## DATA EXTRACT
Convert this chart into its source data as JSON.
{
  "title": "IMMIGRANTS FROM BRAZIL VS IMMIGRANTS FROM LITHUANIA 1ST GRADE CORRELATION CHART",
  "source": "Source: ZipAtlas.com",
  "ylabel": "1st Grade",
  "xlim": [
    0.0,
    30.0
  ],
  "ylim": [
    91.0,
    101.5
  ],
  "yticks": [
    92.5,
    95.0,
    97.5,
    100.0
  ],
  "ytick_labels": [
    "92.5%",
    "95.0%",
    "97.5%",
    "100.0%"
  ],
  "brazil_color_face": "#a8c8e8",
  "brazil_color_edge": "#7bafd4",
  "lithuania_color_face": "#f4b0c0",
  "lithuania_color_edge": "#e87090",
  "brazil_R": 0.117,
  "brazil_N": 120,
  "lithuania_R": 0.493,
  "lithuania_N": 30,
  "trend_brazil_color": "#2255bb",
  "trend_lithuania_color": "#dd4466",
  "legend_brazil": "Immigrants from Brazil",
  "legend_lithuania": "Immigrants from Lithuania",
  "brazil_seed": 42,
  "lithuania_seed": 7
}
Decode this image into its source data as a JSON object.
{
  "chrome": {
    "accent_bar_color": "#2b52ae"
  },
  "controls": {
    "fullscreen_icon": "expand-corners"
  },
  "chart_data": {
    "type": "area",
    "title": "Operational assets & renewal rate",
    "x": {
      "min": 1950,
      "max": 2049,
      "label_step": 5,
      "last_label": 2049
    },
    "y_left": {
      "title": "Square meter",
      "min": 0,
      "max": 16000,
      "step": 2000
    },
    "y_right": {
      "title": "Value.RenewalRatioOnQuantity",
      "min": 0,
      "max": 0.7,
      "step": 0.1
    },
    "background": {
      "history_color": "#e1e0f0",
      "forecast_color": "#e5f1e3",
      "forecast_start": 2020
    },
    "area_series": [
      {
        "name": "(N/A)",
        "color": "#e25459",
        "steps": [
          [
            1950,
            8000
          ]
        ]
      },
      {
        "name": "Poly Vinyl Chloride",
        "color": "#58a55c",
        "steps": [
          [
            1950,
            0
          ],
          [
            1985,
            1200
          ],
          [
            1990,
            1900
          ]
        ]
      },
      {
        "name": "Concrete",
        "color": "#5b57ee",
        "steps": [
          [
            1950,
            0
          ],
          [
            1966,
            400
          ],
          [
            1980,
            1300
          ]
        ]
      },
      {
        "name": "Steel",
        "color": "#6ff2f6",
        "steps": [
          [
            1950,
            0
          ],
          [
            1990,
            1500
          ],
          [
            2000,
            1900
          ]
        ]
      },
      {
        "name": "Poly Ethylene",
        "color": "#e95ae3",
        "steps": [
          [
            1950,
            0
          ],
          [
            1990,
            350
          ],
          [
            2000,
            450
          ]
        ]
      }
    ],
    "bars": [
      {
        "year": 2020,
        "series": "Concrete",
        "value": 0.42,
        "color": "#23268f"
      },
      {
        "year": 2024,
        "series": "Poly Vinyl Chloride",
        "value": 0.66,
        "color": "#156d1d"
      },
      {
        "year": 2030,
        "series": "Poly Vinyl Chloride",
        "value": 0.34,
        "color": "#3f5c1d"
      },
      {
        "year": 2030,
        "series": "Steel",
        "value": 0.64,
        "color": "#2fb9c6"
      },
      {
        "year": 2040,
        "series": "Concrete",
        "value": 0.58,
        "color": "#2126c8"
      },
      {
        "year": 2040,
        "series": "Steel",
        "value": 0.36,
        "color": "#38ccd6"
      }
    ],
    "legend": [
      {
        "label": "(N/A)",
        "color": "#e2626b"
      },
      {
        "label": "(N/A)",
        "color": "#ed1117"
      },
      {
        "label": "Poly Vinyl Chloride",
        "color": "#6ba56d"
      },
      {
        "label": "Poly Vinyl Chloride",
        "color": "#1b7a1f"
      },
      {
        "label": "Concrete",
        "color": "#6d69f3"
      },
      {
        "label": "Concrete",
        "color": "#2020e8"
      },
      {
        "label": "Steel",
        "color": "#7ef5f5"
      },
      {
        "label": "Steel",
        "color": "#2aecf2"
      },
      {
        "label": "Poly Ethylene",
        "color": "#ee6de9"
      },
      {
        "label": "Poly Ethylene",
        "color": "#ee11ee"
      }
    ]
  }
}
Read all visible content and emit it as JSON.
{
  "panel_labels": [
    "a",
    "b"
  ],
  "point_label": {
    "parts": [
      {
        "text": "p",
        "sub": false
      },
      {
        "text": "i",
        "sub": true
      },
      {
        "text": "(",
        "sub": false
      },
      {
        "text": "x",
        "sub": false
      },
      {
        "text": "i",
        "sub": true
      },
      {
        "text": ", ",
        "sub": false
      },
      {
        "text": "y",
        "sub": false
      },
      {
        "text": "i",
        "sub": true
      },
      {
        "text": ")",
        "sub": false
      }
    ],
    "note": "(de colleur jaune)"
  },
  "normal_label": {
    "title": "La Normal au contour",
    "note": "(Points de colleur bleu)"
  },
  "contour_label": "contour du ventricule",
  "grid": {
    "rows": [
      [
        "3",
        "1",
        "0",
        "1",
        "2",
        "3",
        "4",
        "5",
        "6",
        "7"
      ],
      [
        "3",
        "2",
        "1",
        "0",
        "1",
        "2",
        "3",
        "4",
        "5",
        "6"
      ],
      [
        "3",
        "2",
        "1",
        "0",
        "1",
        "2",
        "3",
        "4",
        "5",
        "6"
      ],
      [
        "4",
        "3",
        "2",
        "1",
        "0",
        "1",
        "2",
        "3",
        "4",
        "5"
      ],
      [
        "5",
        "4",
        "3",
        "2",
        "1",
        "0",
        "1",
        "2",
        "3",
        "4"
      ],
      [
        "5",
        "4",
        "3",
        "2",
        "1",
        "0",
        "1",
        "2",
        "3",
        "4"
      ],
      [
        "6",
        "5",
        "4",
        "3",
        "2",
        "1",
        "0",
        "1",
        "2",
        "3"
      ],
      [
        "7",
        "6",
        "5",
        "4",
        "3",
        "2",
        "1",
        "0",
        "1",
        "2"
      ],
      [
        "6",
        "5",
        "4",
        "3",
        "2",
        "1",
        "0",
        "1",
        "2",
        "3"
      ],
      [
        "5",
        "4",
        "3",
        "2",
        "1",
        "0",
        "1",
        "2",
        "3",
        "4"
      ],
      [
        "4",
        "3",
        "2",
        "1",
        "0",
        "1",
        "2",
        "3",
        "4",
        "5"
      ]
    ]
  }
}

## GIVEN TASK
Write out the whole listing again. Match it word for word.

## EXERCISE SOLUTION
Convert this chart into its source data as JSON.
{
  "title": "IMMIGRANTS FROM BRAZIL VS IMMIGRANTS FROM LITHUANIA 1ST GRADE CORRELATION CHART",
  "source": "Source: ZipAtlas.com",
  "ylabel": "1st Grade",
  "xlim": [
    0.0,
    30.0
  ],
  "ylim": [
    91.0,
    101.5
  ],
  "yticks": [
    92.5,
    95.0,
    97.5,
    100.0
  ],
  "ytick_labels": [
    "92.5%",
    "95.0%",
    "97.5%",
    "100.0%"
  ],
  "brazil_color_face": "#a8c8e8",
  "brazil_color_edge": "#7bafd4",
  "lithuania_color_face": "#f4b0c0",
  "lithuania_color_edge": "#e87090",
  "brazil_R": 0.117,
  "brazil_N": 120,
  "lithuania_R": 0.493,
  "lithuania_N": 30,
  "trend_brazil_color": "#2255bb",
  "trend_lithuania_color": "#dd4466",
  "legend_brazil": "Immigrants from Brazil",
  "legend_lithuania": "Immigrants from Lithuania",
  "brazil_seed": 42,
  "lithuania_seed": 7
}
Decode this image into its source data as a JSON object.
{
  "chrome": {
    "accent_bar_color": "#2b52ae"
  },
  "controls": {
    "fullscreen_icon": "expand-corners"
  },
  "chart_data": {
    "type": "area",
    "title": "Operational assets & renewal rate",
    "x": {
      "min": 1950,
      "max": 2049,
      "label_step": 5,
      "last_label": 2049
    },
    "y_left": {
      "title": "Square meter",
      "min": 0,
      "max": 16000,
      "step": 2000
    },
    "y_right": {
      "title": "Value.RenewalRatioOnQuantity",
      "min": 0,
      "max": 0.7,
      "step": 0.1
    },
    "background": {
      "history_color": "#e1e0f0",
      "forecast_color": "#e5f1e3",
      "forecast_start": 2020
    },
    "area_series": [
      {
        "name": "(N/A)",
        "color": "#e25459",
        "steps": [
          [
            1950,
            8000
          ]
        ]
      },
      {
        "name": "Poly Vinyl Chloride",
        "color": "#58a55c",
        "steps": [
          [
            1950,
            0
          ],
          [
            1985,
            1200
          ],
          [
            1990,
            1900
          ]
        ]
      },
      {
        "name": "Concrete",
        "color": "#5b57ee",
        "steps": [
          [
            1950,
            0
          ],
          [
            1966,
            400
          ],
          [
            1980,
            1300
          ]
        ]
      },
      {
        "name": "Steel",
        "color": "#6ff2f6",
        "steps": [
          [
            1950,
            0
          ],
          [
            1990,
            1500
          ],
          [
            2000,
            1900
          ]
        ]
      },
      {
        "name": "Poly Ethylene",
        "color": "#e95ae3",
        "steps": [
          [
            1950,
            0
          ],
          [
            1990,
            350
          ],
          [
            2000,
            450
          ]
        ]
      }
    ],
    "bars": [
      {
        "year": 2020,
        "series": "Concrete",
        "value": 0.42,
        "color": "#23268f"
      },
      {
        "year": 2024,
        "series": "Poly Vinyl Chloride",
        "value": 0.66,
        "color": "#156d1d"
      },
      {
        "year": 2030,
        "series": "Poly Vinyl Chloride",
        "value": 0.34,
        "color": "#3f5c1d"
      },
      {
        "year": 2030,
        "series": "Steel",
        "value": 0.64,
        "color": "#2fb9c6"
      },
      {
        "year": 2040,
        "series": "Concrete",
        "value": 0.58,
        "color": "#2126c8"
      },
      {
        "year": 2040,
        "series": "Steel",
        "value": 0.36,
        "color": "#38ccd6"
      }
    ],
    "legend": [
      {
        "label": "(N/A)",
        "color": "#e2626b"
      },
      {
        "label": "(N/A)",
        "color": "#ed1117"
      },
      {
        "label": "Poly Vinyl Chloride",
        "color": "#6ba56d"
      },
      {
        "label": "Poly Vinyl Chloride",
        "color": "#1b7a1f"
      },
      {
        "label": "Concrete",
        "color": "#6d69f3"
      },
      {
        "label": "Concrete",
        "color": "#2020e8"
      },
      {
        "label": "Steel",
        "color": "#7ef5f5"
      },
      {
        "label": "Steel",
        "color": "#2aecf2"
      },
      {
        "label": "Poly Ethylene",
        "color": "#ee6de9"
      },
      {
        "label": "Poly Ethylene",
        "color": "#ee11ee"
      }
    ]
  }
}
Read all visible content and emit it as JSON.
{
  "panel_labels": [
    "a",
    "b"
  ],
  "point_label": {
    "parts": [
      {
        "text": "p",
        "sub": false
      },
      {
        "text": "i",
        "sub": true
      },
      {
        "text": "(",
        "sub": false
      },
      {
        "text": "x",
        "sub": false
      },
      {
        "text": "i",
        "sub": true
      },
      {
        "text": ", ",
        "sub": false
      },
      {
        "text": "y",
        "sub": false
      },
      {
        "text": "i",
        "sub": true
      },
      {
        "text": ")",
        "sub": false
      }
    ],
    "note": "(de colleur jaune)"
  },
  "normal_label": {
    "title": "La Normal au contour",
    "note": "(Points de colleur bleu)"
  },
  "contour_label": "contour du ventricule",
  "grid": {
    "rows": [
      [
        "3",
        "1",
        "0",
        "1",
        "2",
        "3",
        "4",
        "5",
        "6",
        "7"
      ],
      [
        "3",
        "2",
        "1",
        "0",
        "1",
        "2",
        "3",
        "4",
        "5",
        "6"
      ],
      [
        "3",
        "2",
        "1",
        "0",
        "1",
        "2",
        "3",
        "4",
        "5",
        "6"
      ],
      [
        "4",
        "3",
        "2",
        "1",
        "0",
        "1",
        "2",
        "3",
        "4",
        "5"
      ],
      [
        "5",
        "4",
        "3",
        "2",
        "1",
        "0",
        "1",
        "2",
        "3",
        "4"
      ],
      [
        "5",
        "4",
        "3",
        "2",
        "1",
        "0",
        "1",
        "2",
        "3",
        "4"
      ],
      [
        "6",
        "5",
        "4",
        "3",
        "2",
        "1",
        "0",
        "1",
        "2",
        "3"
      ],
      [
        "7",
        "6",
        "5",
        "4",
        "3",
        "2",
        "1",
        "0",
        "1",
        "2"
      ],
      [
        "6",
        "5",
        "4",
        "3",
        "2",
        "1",
        "0",
        "1",
        "2",
        "3"
      ],
      [
        "5",
        "4",
        "3",
        "2",
        "1",
        "0",
        "1",
        "2",
        "3",
        "4"
      ],
      [
        "4",
        "3",
        "2",
        "1",
        "0",
        "1",
        "2",
        "3",
        "4",
        "5"
      ]
    ]
  }
}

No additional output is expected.